**Instruction:**
Take the entries below and print all of them exactly, please.

........

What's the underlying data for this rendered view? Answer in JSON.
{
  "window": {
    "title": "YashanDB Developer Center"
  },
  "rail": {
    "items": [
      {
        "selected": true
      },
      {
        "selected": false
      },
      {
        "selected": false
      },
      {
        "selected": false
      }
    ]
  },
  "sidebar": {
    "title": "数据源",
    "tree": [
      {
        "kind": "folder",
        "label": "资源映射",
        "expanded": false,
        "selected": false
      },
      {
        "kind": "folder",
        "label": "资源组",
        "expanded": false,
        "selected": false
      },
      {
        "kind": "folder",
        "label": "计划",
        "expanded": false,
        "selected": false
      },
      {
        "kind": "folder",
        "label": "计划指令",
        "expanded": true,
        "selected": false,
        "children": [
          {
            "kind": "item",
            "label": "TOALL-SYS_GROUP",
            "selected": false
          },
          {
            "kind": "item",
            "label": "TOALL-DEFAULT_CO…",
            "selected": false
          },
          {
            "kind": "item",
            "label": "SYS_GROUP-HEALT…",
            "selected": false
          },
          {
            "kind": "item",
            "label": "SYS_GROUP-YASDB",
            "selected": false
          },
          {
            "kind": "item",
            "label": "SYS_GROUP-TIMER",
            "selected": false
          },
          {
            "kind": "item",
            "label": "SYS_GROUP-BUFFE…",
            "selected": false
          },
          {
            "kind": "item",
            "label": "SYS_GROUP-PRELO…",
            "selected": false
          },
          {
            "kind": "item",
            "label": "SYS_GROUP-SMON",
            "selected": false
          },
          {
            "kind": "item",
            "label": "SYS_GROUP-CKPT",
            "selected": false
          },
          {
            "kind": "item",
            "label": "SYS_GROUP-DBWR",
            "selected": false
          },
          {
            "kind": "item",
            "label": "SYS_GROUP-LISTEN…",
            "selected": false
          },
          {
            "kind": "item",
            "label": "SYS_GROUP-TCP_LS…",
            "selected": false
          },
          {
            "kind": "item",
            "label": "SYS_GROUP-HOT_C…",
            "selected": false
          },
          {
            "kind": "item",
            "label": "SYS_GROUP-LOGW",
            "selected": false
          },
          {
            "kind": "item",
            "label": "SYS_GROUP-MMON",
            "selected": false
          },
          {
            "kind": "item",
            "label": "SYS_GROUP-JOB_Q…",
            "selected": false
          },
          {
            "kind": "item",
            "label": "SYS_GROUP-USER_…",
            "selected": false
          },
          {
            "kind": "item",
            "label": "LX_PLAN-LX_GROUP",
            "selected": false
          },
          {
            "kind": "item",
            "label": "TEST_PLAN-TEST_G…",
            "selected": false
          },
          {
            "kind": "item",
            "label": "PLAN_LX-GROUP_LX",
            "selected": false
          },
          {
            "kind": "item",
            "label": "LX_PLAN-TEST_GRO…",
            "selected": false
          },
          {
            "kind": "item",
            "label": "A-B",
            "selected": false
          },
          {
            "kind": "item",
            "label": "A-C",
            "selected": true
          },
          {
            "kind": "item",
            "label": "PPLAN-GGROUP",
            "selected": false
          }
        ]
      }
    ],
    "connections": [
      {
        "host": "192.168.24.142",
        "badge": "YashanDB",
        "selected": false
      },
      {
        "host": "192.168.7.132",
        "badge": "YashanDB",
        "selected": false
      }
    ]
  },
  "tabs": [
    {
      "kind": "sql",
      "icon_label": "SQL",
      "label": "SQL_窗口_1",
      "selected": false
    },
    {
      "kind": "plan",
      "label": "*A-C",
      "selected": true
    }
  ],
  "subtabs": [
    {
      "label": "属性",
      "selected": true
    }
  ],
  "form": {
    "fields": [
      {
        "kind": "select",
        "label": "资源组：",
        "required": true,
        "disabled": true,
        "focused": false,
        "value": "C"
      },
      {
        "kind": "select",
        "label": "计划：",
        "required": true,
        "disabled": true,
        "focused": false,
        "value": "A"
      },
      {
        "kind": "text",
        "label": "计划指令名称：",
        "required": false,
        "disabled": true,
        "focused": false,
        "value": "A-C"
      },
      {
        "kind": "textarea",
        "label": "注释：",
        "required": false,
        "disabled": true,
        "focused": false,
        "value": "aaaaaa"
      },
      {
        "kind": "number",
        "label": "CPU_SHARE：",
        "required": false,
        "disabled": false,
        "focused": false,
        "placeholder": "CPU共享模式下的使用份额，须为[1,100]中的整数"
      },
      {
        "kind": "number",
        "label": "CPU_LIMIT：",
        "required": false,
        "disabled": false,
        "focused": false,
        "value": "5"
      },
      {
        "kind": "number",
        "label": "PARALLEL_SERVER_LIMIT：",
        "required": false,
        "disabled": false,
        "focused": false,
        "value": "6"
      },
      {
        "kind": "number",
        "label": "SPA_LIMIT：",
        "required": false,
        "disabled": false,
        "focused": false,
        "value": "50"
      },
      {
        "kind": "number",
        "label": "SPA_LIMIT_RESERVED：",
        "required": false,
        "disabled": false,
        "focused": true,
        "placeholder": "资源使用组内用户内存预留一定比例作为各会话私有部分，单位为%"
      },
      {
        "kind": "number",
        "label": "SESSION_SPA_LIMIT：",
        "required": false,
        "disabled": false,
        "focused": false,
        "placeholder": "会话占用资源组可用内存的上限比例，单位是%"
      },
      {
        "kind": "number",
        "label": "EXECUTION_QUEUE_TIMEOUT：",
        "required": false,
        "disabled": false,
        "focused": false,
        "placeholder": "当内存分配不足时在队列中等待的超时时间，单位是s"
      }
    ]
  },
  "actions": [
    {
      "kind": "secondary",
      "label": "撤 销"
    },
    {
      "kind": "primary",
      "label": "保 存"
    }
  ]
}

........

**Answer to this problem:**
What's the underlying data for this rendered view? Answer in JSON.
{
  "window": {
    "title": "YashanDB Developer Center"
  },
  "rail": {
    "items": [
      {
        "selected": true
      },
      {
        "selected": false
      },
      {
        "selected": false
      },
      {
        "selected": false
      }
    ]
  },
  "sidebar": {
    "title": "数据源",
    "tree": [
      {
        "kind": "folder",
        "label": "资源映射",
        "expanded": false,
        "selected": false
      },
      {
        "kind": "folder",
        "label": "资源组",
        "expanded": false,
        "selected": false
      },
      {
        "kind": "folder",
        "label": "计划",
        "expanded": false,
        "selected": false
      },
      {
        "kind": "folder",
        "label": "计划指令",
        "expanded": true,
        "selected": false,
        "children": [
          {
            "kind": "item",
            "label": "TOALL-SYS_GROUP",
            "selected": false
          },
          {
            "kind": "item",
            "label": "TOALL-DEFAULT_CO…",
            "selected": false
          },
          {
            "kind": "item",
            "label": "SYS_GROUP-HEALT…",
            "selected": false
          },
          {
            "kind": "item",
            "label": "SYS_GROUP-YASDB",
            "selected": false
          },
          {
            "kind": "item",
            "label": "SYS_GROUP-TIMER",
            "selected": false
          },
          {
            "kind": "item",
            "label": "SYS_GROUP-BUFFE…",
            "selected": false
          },
          {
            "kind": "item",
            "label": "SYS_GROUP-PRELO…",
            "selected": false
          },
          {
            "kind": "item",
            "label": "SYS_GROUP-SMON",
            "selected": false
          },
          {
            "kind": "item",
            "label": "SYS_GROUP-CKPT",
            "selected": false
          },
          {
            "kind": "item",
            "label": "SYS_GROUP-DBWR",
            "selected": false
          },
          {
            "kind": "item",
            "label": "SYS_GROUP-LISTEN…",
            "selected": false
          },
          {
            "kind": "item",
            "label": "SYS_GROUP-TCP_LS…",
            "selected": false
          },
          {
            "kind": "item",
            "label": "SYS_GROUP-HOT_C…",
            "selected": false
          },
          {
            "kind": "item",
            "label": "SYS_GROUP-LOGW",
            "selected": false
          },
          {
            "kind": "item",
            "label": "SYS_GROUP-MMON",
            "selected": false
          },
          {
            "kind": "item",
            "label": "SYS_GROUP-JOB_Q…",
            "selected": false
          },
          {
            "kind": "item",
            "label": "SYS_GROUP-USER_…",
            "selected": false
          },
          {
            "kind": "item",
            "label": "LX_PLAN-LX_GROUP",
            "selected": false
          },
          {
            "kind": "item",
            "label": "TEST_PLAN-TEST_G…",
            "selected": false
          },
          {
            "kind": "item",
            "label": "PLAN_LX-GROUP_LX",
            "selected": false
          },
          {
            "kind": "item",
            "label": "LX_PLAN-TEST_GRO…",
            "selected": false
          },
          {
            "kind": "item",
            "label": "A-B",
            "selected": false
          },
          {
            "kind": "item",
            "label": "A-C",
            "selected": true
          },
          {
            "kind": "item",
            "label": "PPLAN-GGROUP",
            "selected": false
          }
        ]
      }
    ],
    "connections": [
      {
        "host": "192.168.24.142",
        "badge": "YashanDB",
        "selected": false
      },
      {
        "host": "192.168.7.132",
        "badge": "YashanDB",
        "selected": false
      }
    ]
  },
  "tabs": [
    {
      "kind": "sql",
      "icon_label": "SQL",
      "label": "SQL_窗口_1",
      "selected": false
    },
    {
      "kind": "plan",
      "label": "*A-C",
      "selected": true
    }
  ],
  "subtabs": [
    {
      "label": "属性",
      "selected": true
    }
  ],
  "form": {
    "fields": [
      {
        "kind": "select",
        "label": "资源组：",
        "required": true,
        "disabled": true,
        "focused": false,
        "value": "C"
      },
      {
        "kind": "select",
        "label": "计划：",
        "required": true,
        "disabled": true,
        "focused": false,
        "value": "A"
      },
      {
        "kind": "text",
        "label": "计划指令名称：",
        "required": false,
        "disabled": true,
        "focused": false,
        "value": "A-C"
      },
      {
        "kind": "textarea",
        "label": "注释：",
        "required": false,
        "disabled": true,
        "focused": false,
        "value": "aaaaaa"
      },
      {
        "kind": "number",
        "label": "CPU_SHARE：",
        "required": false,
        "disabled": false,
        "focused": false,
        "placeholder": "CPU共享模式下的使用份额，须为[1,100]中的整数"
      },
      {
        "kind": "number",
        "label": "CPU_LIMIT：",
        "required": false,
        "disabled": false,
        "focused": false,
        "value": "5"
      },
      {
        "kind": "number",
        "label": "PARALLEL_SERVER_LIMIT：",
        "required": false,
        "disabled": false,
        "focused": false,
        "value": "6"
      },
      {
        "kind": "number",
        "label": "SPA_LIMIT：",
        "required": false,
        "disabled": false,
        "focused": false,
        "value": "50"
      },
      {
        "kind": "number",
        "label": "SPA_LIMIT_RESERVED：",
        "required": false,
        "disabled": false,
        "focused": true,
        "placeholder": "资源使用组内用户内存预留一定比例作为各会话私有部分，单位为%"
      },
      {
        "kind": "number",
        "label": "SESSION_SPA_LIMIT：",
        "required": false,
        "disabled": false,
        "focused": false,
        "placeholder": "会话占用资源组可用内存的上限比例，单位是%"
      },
      {
        "kind": "number",
        "label": "EXECUTION_QUEUE_TIMEOUT：",
        "required": false,
        "disabled": false,
        "focused": false,
        "placeholder": "当内存分配不足时在队列中等待的超时时间，单位是s"
      }
    ]
  },
  "actions": [
    {
      "kind": "secondary",
      "label": "撤 销"
    },
    {
      "kind": "primary",
      "label": "保 存"
    }
  ]
}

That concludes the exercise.